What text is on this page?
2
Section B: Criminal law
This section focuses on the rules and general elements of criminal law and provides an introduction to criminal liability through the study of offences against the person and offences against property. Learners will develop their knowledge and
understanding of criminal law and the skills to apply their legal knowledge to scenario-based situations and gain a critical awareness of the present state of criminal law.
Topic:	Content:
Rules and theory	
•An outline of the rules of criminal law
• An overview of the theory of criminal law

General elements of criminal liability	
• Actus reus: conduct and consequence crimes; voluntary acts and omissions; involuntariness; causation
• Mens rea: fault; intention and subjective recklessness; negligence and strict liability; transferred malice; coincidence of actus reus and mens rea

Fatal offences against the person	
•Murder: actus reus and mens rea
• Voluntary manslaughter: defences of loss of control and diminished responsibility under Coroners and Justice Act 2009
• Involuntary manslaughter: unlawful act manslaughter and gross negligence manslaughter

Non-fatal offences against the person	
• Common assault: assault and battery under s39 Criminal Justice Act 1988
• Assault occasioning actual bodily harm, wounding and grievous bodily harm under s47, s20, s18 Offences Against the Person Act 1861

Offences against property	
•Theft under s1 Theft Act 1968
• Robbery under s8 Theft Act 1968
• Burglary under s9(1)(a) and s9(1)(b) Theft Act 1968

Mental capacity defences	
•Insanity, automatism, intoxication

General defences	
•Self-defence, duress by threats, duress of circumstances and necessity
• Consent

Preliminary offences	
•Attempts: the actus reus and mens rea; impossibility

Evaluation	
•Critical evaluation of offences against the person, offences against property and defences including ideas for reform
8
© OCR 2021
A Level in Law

...

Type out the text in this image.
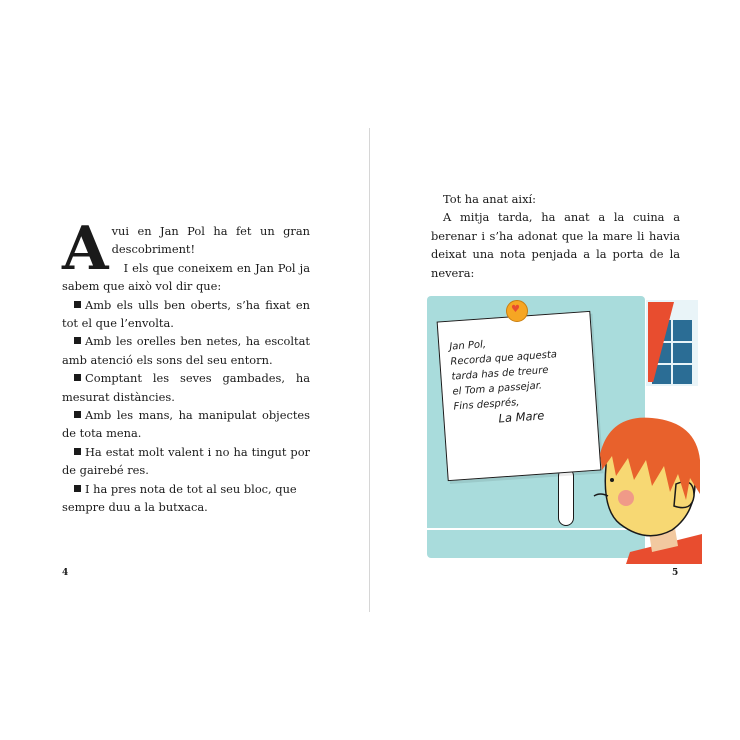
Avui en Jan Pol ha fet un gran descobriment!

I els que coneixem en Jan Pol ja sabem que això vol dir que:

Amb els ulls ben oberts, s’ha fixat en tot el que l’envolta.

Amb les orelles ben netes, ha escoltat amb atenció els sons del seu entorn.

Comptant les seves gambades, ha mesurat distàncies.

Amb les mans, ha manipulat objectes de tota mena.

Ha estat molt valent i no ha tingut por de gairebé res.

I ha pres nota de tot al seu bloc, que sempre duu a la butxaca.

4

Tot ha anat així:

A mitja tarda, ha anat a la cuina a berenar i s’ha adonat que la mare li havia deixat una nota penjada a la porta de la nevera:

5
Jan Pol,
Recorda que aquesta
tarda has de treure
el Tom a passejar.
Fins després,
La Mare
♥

• _Problem to solve_:
How many of the lines above hold the word "liability"? Give only that number.

• _Result of the task_:
3